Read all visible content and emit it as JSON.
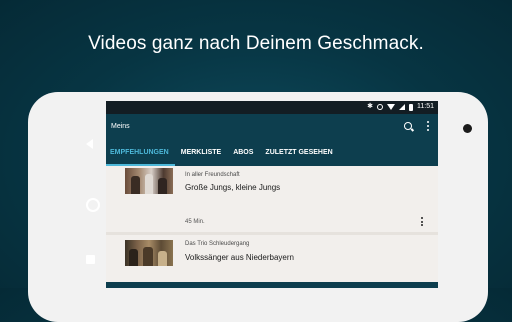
{
  "headline": "Videos ganz nach Deinem Geschmack.",
  "status_bar": {
    "time": "11:51"
  },
  "toolbar": {
    "title": "Meins",
    "search_icon": "search-icon",
    "menu_icon": "overflow-menu-icon"
  },
  "tabs": [
    {
      "label": "EMPFEHLUNGEN",
      "active": true
    },
    {
      "label": "MERKLISTE",
      "active": false
    },
    {
      "label": "ABOS",
      "active": false
    },
    {
      "label": "ZULETZT GESEHEN",
      "active": false
    }
  ],
  "videos": [
    {
      "channel": "In aller Freundschaft",
      "title": "Große Jungs, kleine Jungs",
      "duration": "45 Min."
    },
    {
      "channel": "Das Trio Schleudergang",
      "title": "Volkssänger aus Niederbayern"
    }
  ],
  "colors": {
    "toolbar": "#0d3e4e",
    "accent": "#4db8d9",
    "background": "#073543"
  }
}
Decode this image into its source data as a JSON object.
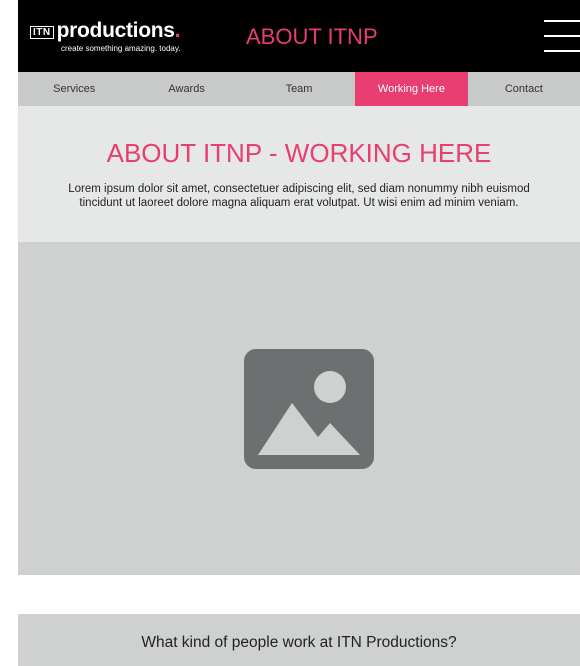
{
  "header": {
    "logo_badge": "ITN",
    "logo_word": "productions",
    "logo_dot": ".",
    "tagline": "create something amazing. today.",
    "title": "ABOUT ITNP",
    "menu_icon": "hamburger-menu-icon"
  },
  "nav": {
    "items": [
      {
        "label": "Services"
      },
      {
        "label": "Awards"
      },
      {
        "label": "Team"
      },
      {
        "label": "Working Here",
        "active": true
      },
      {
        "label": "Contact"
      }
    ]
  },
  "intro": {
    "title": "ABOUT ITNP - WORKING HERE",
    "text_line1": "Lorem ipsum dolor sit amet, consectetuer adipiscing elit, sed diam nonummy nibh euismod",
    "text_line2": "tincidunt ut laoreet dolore magna aliquam erat volutpat. Ut wisi enim ad minim veniam."
  },
  "media": {
    "icon": "image-placeholder-icon"
  },
  "question": {
    "text": "What kind of people work at ITN Productions?"
  },
  "colors": {
    "accent": "#e83e72",
    "header_bg": "#000000",
    "nav_bg": "#c8c9c9",
    "intro_bg": "#e6e7e7",
    "media_bg": "#cfd1d1",
    "icon_fill": "#6d7070"
  }
}
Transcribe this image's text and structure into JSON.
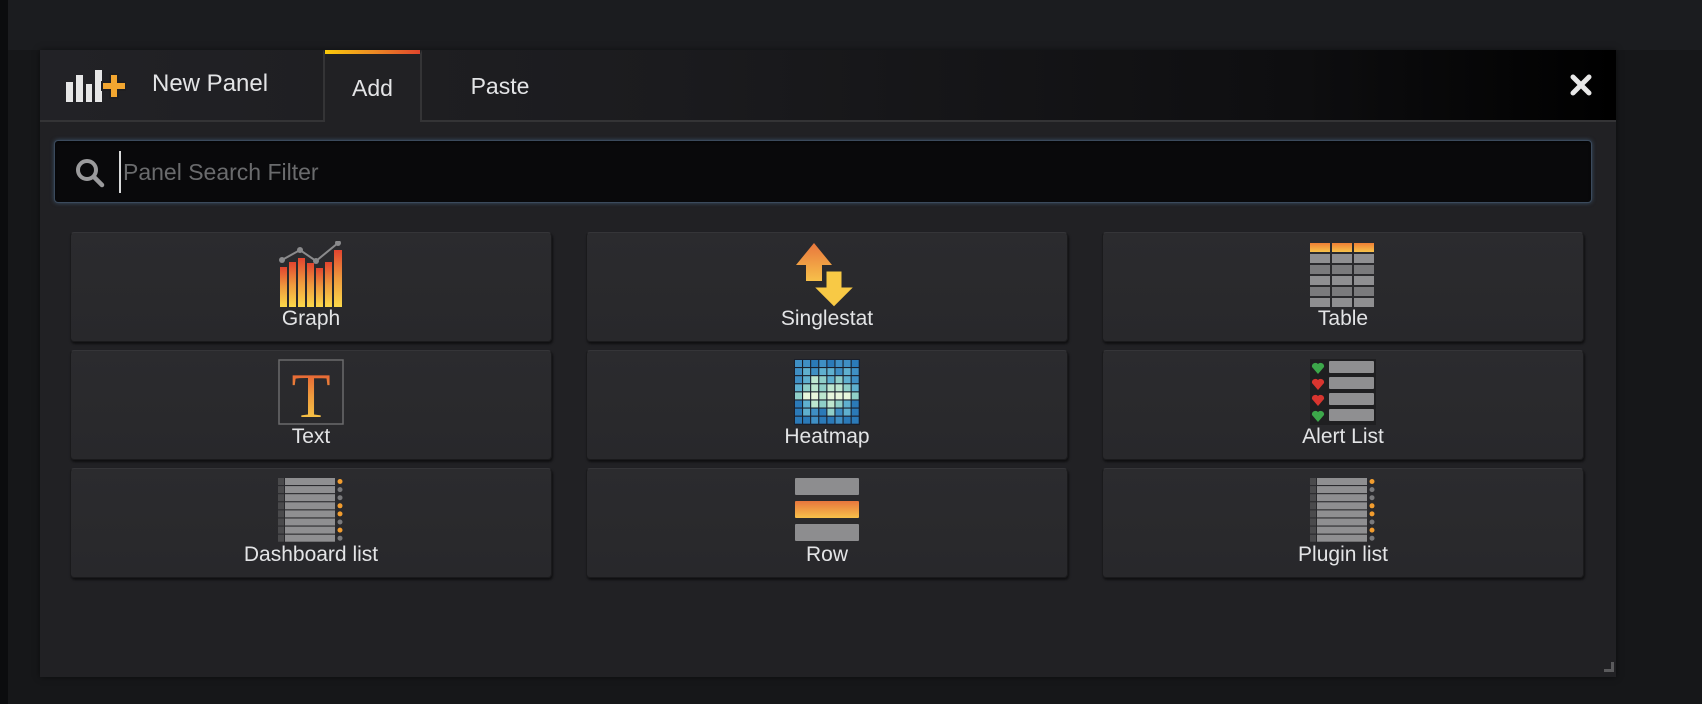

WHAT YOU WILL DO -
Retype the listing exactly. Pictures do not belong in the copy.

SOLUTION FOR THIS EXERCISE -
Read all visible content and emit it as JSON.
{
  "headline": "Videos ganz nach Deinem Geschmack.",
  "status_bar": {
    "time": "11:51"
  },
  "toolbar": {
    "title": "Meins",
    "search_icon": "search-icon",
    "menu_icon": "overflow-menu-icon"
  },
  "tabs": [
    {
      "label": "EMPFEHLUNGEN",
      "active": true
    },
    {
      "label": "MERKLISTE",
      "active": false
    },
    {
      "label": "ABOS",
      "active": false
    },
    {
      "label": "ZULETZT GESEHEN",
      "active": false
    }
  ],
  "videos": [
    {
      "channel": "In aller Freundschaft",
      "title": "Große Jungs, kleine Jungs",
      "duration": "45 Min."
    },
    {
      "channel": "Das Trio Schleudergang",
      "title": "Volkssänger aus Niederbayern"
    }
  ],
  "colors": {
    "toolbar": "#0d3e4e",
    "accent": "#4db8d9",
    "background": "#073543"
  }
}
Decode this image into its source data as a JSON object.
{
  "header": {
    "logo_badge": "ITN",
    "logo_word": "productions",
    "logo_dot": ".",
    "tagline": "create something amazing. today.",
    "title": "ABOUT ITNP",
    "menu_icon": "hamburger-menu-icon"
  },
  "nav": {
    "items": [
      {
        "label": "Services"
      },
      {
        "label": "Awards"
      },
      {
        "label": "Team"
      },
      {
        "label": "Working Here",
        "active": true
      },
      {
        "label": "Contact"
      }
    ]
  },
  "intro": {
    "title": "ABOUT ITNP - WORKING HERE",
    "text_line1": "Lorem ipsum dolor sit amet, consectetuer adipiscing elit, sed diam nonummy nibh euismod",
    "text_line2": "tincidunt ut laoreet dolore magna aliquam erat volutpat. Ut wisi enim ad minim veniam."
  },
  "media": {
    "icon": "image-placeholder-icon"
  },
  "question": {
    "text": "What kind of people work at ITN Productions?"
  },
  "colors": {
    "accent": "#e83e72",
    "header_bg": "#000000",
    "nav_bg": "#c8c9c9",
    "intro_bg": "#e6e7e7",
    "media_bg": "#cfd1d1",
    "icon_fill": "#6d7070"
  }
}
Transcribe this image's text and structure into JSON.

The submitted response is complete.